## Task details
Work through the data and report how many lines include the string "points", giving the number alone.

(begin)

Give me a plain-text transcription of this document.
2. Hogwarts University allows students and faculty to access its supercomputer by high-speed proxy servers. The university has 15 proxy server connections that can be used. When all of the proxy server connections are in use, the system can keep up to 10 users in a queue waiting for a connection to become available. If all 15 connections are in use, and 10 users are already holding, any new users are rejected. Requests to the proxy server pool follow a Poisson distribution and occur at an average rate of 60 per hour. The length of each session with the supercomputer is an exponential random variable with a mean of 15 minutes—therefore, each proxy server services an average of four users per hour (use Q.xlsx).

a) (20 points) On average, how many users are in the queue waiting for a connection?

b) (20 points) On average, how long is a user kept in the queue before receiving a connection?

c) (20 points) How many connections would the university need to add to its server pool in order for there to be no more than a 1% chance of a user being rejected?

(end)

## Response to this task
3